- **TASK OBJECTIVE**
Filter the entries below, keeping only lines with the word "Specialty".
########################################
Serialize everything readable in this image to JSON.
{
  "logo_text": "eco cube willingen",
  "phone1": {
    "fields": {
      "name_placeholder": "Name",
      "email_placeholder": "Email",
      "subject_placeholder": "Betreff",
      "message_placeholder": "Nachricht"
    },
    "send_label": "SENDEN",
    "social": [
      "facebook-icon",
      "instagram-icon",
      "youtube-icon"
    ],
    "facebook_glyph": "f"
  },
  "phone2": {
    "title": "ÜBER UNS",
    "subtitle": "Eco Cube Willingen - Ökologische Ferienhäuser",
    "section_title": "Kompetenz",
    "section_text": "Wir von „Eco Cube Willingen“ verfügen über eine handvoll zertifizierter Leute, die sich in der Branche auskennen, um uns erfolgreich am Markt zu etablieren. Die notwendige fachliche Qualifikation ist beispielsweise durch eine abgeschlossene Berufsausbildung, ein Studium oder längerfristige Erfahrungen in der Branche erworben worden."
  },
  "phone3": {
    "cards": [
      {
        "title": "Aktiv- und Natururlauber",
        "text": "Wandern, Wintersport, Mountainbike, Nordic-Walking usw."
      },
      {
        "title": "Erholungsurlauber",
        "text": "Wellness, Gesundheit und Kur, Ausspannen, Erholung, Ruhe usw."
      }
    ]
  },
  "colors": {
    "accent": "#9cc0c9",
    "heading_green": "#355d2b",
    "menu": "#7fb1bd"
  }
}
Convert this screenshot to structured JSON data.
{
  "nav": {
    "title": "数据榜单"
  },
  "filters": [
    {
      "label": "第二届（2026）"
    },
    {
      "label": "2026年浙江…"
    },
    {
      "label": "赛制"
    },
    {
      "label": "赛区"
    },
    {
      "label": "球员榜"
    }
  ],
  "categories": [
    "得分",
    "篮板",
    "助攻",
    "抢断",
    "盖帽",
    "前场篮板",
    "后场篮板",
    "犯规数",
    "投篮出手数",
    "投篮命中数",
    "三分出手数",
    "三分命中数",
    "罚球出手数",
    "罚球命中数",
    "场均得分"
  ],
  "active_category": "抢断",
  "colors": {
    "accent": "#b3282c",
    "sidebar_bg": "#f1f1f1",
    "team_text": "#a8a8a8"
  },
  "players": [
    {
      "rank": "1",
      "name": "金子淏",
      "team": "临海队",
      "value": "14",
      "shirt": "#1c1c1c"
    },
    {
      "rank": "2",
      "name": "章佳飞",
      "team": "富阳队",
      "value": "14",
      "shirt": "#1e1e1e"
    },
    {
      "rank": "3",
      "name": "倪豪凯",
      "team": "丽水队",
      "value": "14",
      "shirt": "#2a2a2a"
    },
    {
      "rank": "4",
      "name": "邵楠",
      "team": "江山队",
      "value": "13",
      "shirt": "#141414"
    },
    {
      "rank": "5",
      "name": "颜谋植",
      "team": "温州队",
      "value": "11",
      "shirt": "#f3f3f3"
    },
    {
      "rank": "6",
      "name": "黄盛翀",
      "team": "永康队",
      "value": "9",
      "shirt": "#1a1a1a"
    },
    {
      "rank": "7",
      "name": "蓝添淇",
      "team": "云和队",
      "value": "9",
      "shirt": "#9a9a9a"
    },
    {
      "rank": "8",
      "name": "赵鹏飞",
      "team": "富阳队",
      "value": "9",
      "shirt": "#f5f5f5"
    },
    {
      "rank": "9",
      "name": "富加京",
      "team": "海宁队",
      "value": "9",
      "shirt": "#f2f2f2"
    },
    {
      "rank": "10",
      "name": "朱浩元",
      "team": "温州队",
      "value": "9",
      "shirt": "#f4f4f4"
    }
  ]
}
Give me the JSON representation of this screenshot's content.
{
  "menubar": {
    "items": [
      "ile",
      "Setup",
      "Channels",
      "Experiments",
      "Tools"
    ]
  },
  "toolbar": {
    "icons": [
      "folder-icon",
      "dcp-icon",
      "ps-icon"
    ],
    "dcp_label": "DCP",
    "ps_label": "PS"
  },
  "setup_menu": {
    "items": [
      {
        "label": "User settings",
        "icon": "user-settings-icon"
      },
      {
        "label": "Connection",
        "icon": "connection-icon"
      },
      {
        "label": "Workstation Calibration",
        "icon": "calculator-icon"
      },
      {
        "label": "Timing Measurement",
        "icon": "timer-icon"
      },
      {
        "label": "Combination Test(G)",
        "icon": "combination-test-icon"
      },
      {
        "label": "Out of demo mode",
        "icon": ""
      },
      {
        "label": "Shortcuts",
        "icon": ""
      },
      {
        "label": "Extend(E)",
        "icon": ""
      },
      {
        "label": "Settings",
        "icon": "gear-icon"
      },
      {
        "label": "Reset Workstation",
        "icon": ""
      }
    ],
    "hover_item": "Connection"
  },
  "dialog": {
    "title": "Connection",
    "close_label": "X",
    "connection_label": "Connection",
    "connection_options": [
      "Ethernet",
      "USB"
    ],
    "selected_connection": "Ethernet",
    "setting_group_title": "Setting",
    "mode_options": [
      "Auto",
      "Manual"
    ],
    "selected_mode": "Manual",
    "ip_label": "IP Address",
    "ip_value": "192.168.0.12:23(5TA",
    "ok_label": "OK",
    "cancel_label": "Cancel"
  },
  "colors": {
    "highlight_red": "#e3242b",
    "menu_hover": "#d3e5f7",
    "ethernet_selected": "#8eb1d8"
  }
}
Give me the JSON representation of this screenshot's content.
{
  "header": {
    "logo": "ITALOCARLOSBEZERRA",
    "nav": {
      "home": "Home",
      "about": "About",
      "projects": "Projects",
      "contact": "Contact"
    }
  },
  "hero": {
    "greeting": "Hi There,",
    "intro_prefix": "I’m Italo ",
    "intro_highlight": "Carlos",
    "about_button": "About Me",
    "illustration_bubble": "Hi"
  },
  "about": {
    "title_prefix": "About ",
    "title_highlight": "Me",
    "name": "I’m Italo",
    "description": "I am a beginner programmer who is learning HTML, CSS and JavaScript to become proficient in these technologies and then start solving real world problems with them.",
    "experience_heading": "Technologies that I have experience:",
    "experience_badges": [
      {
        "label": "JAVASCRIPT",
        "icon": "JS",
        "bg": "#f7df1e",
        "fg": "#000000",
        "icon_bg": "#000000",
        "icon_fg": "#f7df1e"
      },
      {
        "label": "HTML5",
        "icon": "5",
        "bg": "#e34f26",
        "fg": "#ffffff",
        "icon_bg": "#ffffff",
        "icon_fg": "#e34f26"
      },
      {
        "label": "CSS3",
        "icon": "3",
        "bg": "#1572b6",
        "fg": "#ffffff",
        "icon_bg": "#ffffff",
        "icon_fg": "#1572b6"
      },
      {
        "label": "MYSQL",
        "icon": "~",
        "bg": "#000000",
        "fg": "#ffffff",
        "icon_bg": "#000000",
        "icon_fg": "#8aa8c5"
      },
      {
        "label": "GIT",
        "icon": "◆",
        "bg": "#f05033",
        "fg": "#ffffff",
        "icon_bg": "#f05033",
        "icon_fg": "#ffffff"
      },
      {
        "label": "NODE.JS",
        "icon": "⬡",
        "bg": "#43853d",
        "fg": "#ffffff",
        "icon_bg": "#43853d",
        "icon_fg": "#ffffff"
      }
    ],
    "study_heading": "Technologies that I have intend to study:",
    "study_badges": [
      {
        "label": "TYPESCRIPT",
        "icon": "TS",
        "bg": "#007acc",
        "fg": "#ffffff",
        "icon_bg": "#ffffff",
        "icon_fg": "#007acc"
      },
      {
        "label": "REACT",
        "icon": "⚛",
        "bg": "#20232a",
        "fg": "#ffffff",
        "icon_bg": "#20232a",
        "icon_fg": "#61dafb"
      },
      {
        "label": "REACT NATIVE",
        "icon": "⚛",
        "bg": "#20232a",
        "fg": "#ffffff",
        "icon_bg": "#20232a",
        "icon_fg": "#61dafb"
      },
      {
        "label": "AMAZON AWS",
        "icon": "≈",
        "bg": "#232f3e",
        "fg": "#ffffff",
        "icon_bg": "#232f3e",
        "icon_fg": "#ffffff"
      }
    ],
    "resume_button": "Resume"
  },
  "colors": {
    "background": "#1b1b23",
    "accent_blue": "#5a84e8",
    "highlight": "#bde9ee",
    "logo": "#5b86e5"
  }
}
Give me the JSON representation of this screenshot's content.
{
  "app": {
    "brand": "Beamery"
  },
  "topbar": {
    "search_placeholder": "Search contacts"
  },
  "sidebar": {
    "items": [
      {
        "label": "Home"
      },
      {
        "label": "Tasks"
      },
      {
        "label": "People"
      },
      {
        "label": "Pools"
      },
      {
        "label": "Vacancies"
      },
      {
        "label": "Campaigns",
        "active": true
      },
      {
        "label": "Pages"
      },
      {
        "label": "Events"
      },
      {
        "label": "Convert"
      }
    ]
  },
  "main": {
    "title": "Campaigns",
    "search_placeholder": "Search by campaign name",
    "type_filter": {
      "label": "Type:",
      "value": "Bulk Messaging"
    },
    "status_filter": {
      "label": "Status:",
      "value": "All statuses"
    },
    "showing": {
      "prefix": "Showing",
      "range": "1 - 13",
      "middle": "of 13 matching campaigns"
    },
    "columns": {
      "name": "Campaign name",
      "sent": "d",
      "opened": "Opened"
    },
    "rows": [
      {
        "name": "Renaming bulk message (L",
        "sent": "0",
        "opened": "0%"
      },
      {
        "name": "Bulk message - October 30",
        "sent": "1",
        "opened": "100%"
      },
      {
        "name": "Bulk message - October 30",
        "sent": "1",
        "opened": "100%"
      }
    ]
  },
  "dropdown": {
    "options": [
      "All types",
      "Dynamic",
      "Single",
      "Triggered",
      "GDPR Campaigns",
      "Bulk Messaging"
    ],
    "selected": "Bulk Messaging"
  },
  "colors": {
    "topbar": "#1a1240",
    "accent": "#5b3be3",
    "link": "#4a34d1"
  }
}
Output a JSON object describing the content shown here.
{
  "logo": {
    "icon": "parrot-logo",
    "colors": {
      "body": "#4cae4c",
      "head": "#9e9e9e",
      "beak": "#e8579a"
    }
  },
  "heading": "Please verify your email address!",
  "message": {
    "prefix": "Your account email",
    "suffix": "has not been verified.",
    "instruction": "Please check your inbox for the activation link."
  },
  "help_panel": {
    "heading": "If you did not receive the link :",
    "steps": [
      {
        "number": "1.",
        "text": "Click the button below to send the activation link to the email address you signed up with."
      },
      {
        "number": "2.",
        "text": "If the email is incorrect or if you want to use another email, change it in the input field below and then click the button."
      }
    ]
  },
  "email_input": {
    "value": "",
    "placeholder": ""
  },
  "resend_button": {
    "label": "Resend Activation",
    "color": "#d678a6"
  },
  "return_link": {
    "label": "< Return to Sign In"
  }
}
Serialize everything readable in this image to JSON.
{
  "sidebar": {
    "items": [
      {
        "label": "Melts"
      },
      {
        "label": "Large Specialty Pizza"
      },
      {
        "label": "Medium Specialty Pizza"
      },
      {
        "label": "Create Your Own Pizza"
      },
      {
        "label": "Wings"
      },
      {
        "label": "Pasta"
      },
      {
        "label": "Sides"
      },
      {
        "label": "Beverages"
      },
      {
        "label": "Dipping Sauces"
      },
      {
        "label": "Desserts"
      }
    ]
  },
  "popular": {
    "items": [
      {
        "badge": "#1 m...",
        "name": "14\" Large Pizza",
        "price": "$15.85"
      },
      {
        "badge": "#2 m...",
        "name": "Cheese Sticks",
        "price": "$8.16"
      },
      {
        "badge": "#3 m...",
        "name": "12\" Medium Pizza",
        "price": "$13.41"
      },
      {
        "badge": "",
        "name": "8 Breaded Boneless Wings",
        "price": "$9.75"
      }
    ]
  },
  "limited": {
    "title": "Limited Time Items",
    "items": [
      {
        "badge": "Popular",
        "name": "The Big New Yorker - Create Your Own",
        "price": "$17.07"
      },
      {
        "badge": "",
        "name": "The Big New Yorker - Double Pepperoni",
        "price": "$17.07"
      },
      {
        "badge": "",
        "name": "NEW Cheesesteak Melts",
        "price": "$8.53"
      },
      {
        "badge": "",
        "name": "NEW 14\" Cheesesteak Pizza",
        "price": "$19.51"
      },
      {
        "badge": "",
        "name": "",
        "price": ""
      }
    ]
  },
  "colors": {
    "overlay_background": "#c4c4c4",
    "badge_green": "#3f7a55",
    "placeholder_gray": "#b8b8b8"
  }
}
########################################
- **ANSWER BELOW**
        "label": "Large Specialty Pizza"
        "label": "Medium Specialty Pizza"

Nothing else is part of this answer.